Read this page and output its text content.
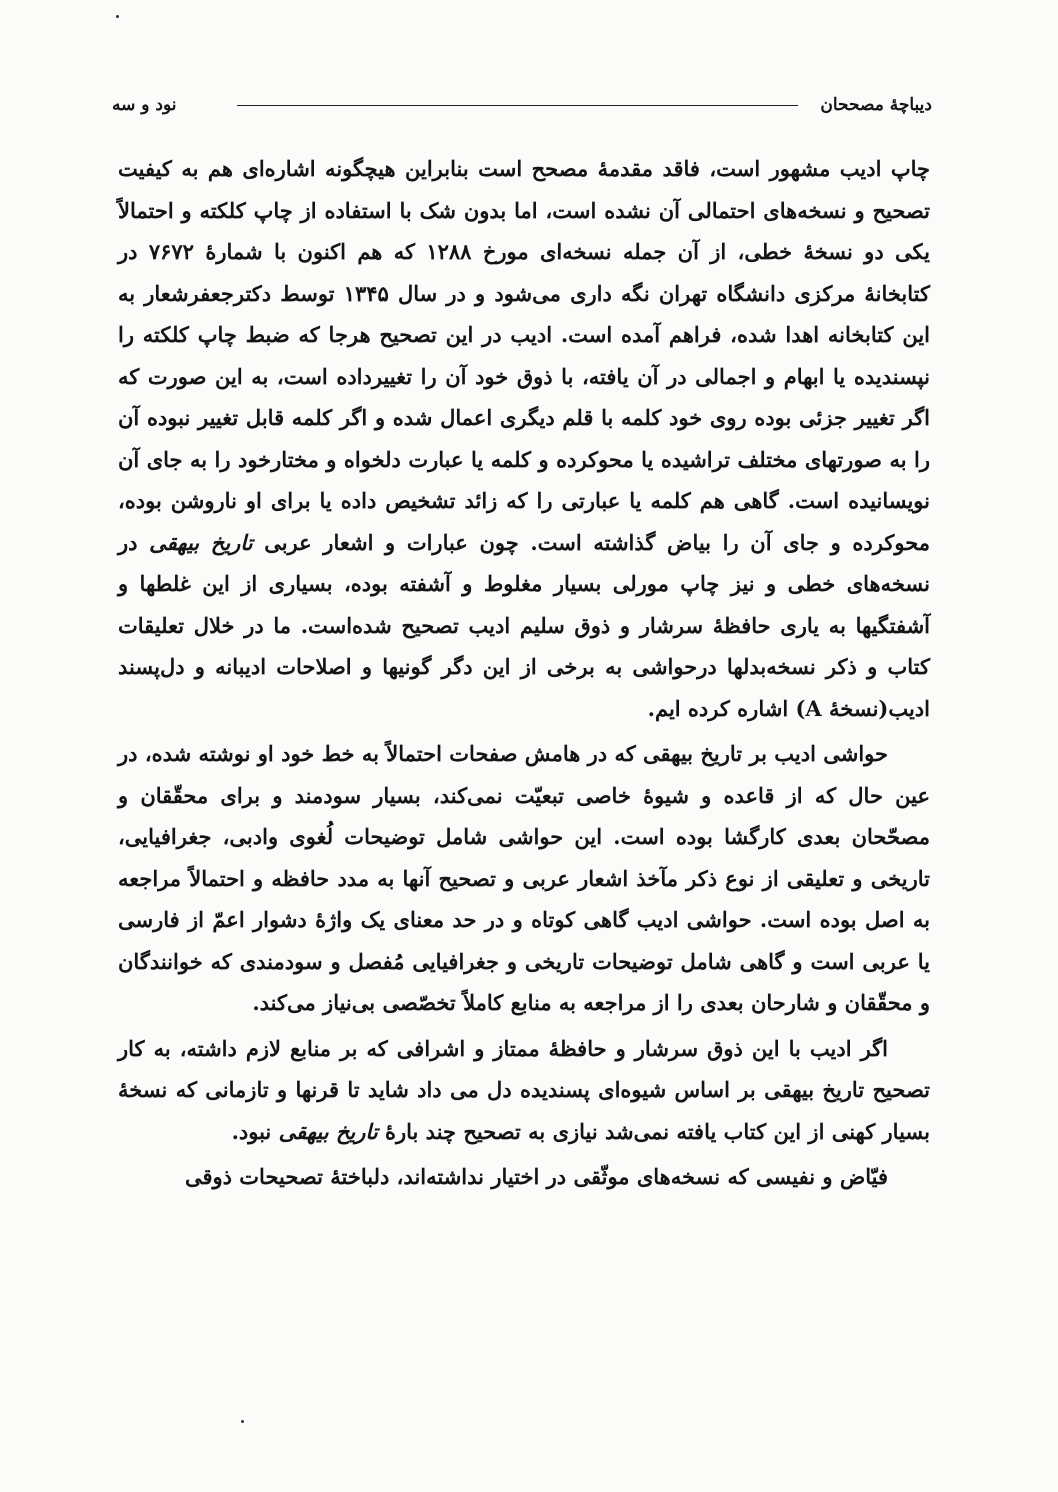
دیباچهٔ مصححان
نود و سه

چاپ ادیب مشهور است، فاقد مقدمهٔ مصحح است بنابراین هیچگونه اشاره‌ای هم به کیفیت تصحیح و نسخه‌های احتمالی آن نشده است، اما بدون شک با استفاده از چاپ کلکته و احتمالاً یکی دو نسخهٔ خطی، از آن جمله نسخه‌ای مورخ ۱۲۸۸ که هم اکنون با شمارهٔ ۷۶۷۲ در کتابخانهٔ مرکزی دانشگاه تهران نگه داری می‌شود و در سال ۱۳۴۵ توسط دکترجعفرشعار به این کتابخانه اهدا شده، فراهم آمده است. ادیب در این تصحیح هرجا که ضبط چاپ کلکته را نپسندیده یا ابهام و اجمالی در آن یافته، با ذوق خود آن را تغییرداده است، به این صورت که اگر تغییر جزئی بوده روی خود کلمه با قلم دیگری اعمال شده و اگر کلمه قابل تغییر نبوده آن را به صورتهای مختلف تراشیده یا محوکرده و کلمه یا عبارت دلخواه و مختارخود را به جای آن نویسانیده است. گاهی هم کلمه یا عبارتی را که زائد تشخیص داده یا برای او ناروشن بوده، محوکرده و جای آن را بیاض گذاشته است. چون عبارات و اشعار عربی تاریخ بیهقی در نسخه‌های خطی و نیز چاپ مورلی بسیار مغلوط و آشفته بوده، بسیاری از این غلطها و آشفتگیها به یاری حافظهٔ سرشار و ذوق سلیم ادیب تصحیح شده‌است. ما در خلال تعلیقات کتاب و ذکر نسخه‌بدلها درحواشی به برخی از این دگر گونیها و اصلاحات ادیبانه و دل‌پسند ادیب(نسخهٔ A) اشاره کرده ایم.

حواشی ادیب بر تاریخ بیهقی که در هامش صفحات احتمالاً به خط خود او نوشته شده، در عین حال که از قاعده و شیوهٔ خاصی تبعیّت نمی‌کند، بسیار سودمند و برای محقّقان و مصحّحان بعدی کارگشا بوده است. این حواشی شامل توضیحات لُغوی وادبی، جغرافیایی، تاریخی و تعلیقی از نوع ذکر مآخذ اشعار عربی و تصحیح آنها به مدد حافظه و احتمالاً مراجعه به اصل بوده است. حواشی ادیب گاهی کوتاه و در حد معنای یک واژهٔ دشوار اعمّ از فارسی یا عربی است و گاهی شامل توضیحات تاریخی و جغرافیایی مُفصل و سودمندی که خوانندگان و محقّقان و شارحان بعدی را از مراجعه به منابع کاملاً تخصّصی بی‌نیاز می‌کند.

اگر ادیب با این ذوق سرشار و حافظهٔ ممتاز و اشرافی که بر منابع لازم داشته، به کار تصحیح تاریخ بیهقی بر اساس شیوه‌ای پسندیده دل می داد شاید تا قرنها و تازمانی که نسخهٔ بسیار کهنی از این کتاب یافته نمی‌شد نیازی به تصحیح چند بارهٔ تاریخ بیهقی نبود.

فیّاض و نفیسی که نسخه‌های موثّقی در اختیار نداشته‌اند، دلباختهٔ تصحیحات ذوقی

--------

● What the exercise asks: Show every line from the listing above in which the string "شیوه" appears.

● Reply to the exercise:
حواشی ادیب بر تاریخ بیهقی که در هامش صفحات احتمالاً به خط خود او نوشته شده، در عین حال که از قاعده و شیوهٔ خاصی تبعیّت نمی‌کند، بسیار سودمند و برای محقّقان و مصحّحان بعدی کارگشا بوده است. این حواشی شامل توضیحات لُغوی وادبی، جغرافیایی، تاریخی و تعلیقی از نوع ذکر مآخذ اشعار عربی و تصحیح آنها به مدد حافظه و احتمالاً مراجعه به اصل بوده است. حواشی ادیب گاهی کوتاه و در حد معنای یک واژهٔ دشوار اعمّ از فارسی یا عربی است و گاهی شامل توضیحات تاریخی و جغرافیایی مُفصل و سودمندی که خوانندگان و محقّقان و شارحان بعدی را از مراجعه به منابع کاملاً تخصّصی بی‌نیاز می‌کند.
اگر ادیب با این ذوق سرشار و حافظهٔ ممتاز و اشرافی که بر منابع لازم داشته، به کار تصحیح تاریخ بیهقی بر اساس شیوه‌ای پسندیده دل می داد شاید تا قرنها و تازمانی که نسخهٔ بسیار کهنی از این کتاب یافته نمی‌شد نیازی به تصحیح چند بارهٔ تاریخ بیهقی نبود.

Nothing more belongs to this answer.